• Data supplied:
* START *

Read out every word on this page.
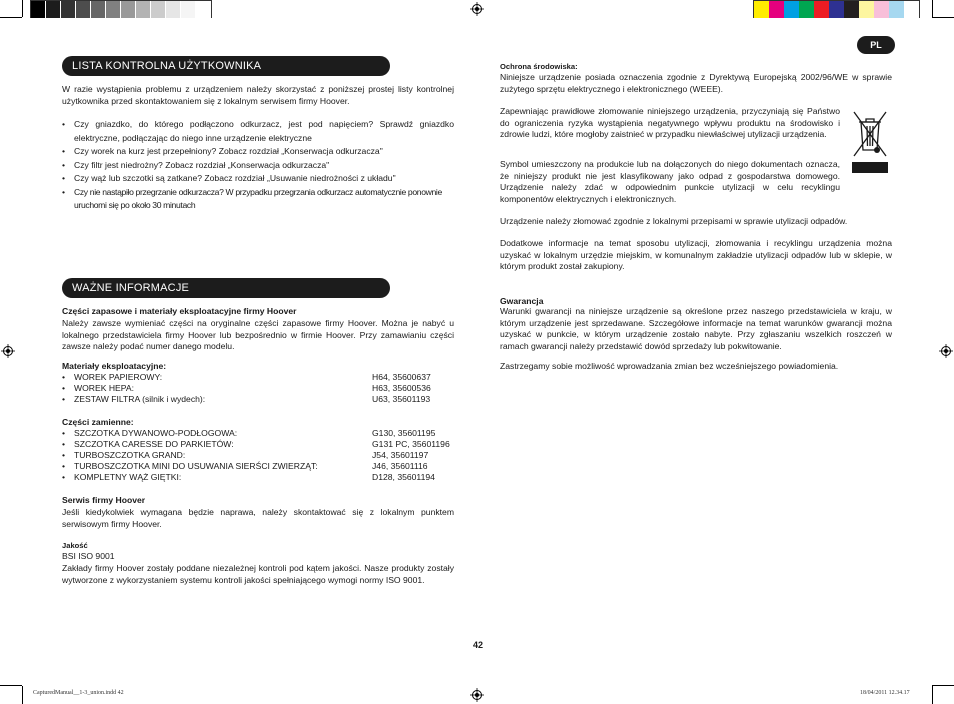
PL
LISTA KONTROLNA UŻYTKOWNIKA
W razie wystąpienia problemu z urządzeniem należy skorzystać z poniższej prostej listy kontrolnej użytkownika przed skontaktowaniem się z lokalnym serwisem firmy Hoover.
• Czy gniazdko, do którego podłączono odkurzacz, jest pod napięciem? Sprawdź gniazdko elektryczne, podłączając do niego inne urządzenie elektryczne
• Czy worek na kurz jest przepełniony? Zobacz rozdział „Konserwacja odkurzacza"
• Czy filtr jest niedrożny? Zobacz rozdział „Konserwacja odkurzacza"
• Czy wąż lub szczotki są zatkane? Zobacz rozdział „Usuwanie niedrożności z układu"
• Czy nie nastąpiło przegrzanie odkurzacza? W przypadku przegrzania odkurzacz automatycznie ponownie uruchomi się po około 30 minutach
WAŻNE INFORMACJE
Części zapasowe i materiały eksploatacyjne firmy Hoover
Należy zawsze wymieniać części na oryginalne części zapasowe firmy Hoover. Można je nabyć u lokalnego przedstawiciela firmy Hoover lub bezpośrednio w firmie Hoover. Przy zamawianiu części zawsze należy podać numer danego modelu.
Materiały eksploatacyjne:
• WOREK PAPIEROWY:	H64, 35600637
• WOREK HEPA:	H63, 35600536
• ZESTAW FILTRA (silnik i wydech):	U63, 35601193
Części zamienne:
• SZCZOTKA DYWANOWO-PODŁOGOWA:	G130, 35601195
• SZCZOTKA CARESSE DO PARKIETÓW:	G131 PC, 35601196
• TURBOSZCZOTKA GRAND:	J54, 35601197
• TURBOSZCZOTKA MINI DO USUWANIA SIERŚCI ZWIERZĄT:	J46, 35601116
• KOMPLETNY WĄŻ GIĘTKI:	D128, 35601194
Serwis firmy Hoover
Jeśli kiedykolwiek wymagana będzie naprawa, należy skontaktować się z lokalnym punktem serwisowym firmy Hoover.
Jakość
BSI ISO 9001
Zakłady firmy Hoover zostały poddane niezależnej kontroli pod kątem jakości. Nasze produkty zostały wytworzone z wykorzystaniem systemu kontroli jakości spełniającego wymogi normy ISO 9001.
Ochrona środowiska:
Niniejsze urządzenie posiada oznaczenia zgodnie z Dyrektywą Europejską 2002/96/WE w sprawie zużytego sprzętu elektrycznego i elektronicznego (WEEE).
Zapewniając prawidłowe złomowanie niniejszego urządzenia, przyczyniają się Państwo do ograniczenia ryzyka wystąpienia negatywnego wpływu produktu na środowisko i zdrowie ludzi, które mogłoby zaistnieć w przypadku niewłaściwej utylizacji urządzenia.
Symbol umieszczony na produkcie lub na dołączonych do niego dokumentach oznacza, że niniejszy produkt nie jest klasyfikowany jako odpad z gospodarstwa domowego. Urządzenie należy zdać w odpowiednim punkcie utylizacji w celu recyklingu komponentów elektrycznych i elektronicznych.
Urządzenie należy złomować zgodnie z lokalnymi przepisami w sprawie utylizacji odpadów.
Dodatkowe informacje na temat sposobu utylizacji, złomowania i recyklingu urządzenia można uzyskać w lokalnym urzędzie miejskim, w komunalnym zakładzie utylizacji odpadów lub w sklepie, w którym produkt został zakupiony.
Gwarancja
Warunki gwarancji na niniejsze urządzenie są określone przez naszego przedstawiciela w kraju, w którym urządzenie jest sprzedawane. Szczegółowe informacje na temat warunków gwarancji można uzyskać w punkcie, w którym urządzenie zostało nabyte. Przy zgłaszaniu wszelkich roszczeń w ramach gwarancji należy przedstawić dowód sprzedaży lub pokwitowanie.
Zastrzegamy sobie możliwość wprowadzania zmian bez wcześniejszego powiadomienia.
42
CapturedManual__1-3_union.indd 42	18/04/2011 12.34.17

* END *

• Work to complete: Find the string "TURBOSZCZOTKA" in the entries above and return each line that holds it.

• Answer to this task:
• TURBOSZCZOTKA GRAND:	J54, 35601197
• TURBOSZCZOTKA MINI DO USUWANIA SIERŚCI ZWIERZĄT:	J46, 35601116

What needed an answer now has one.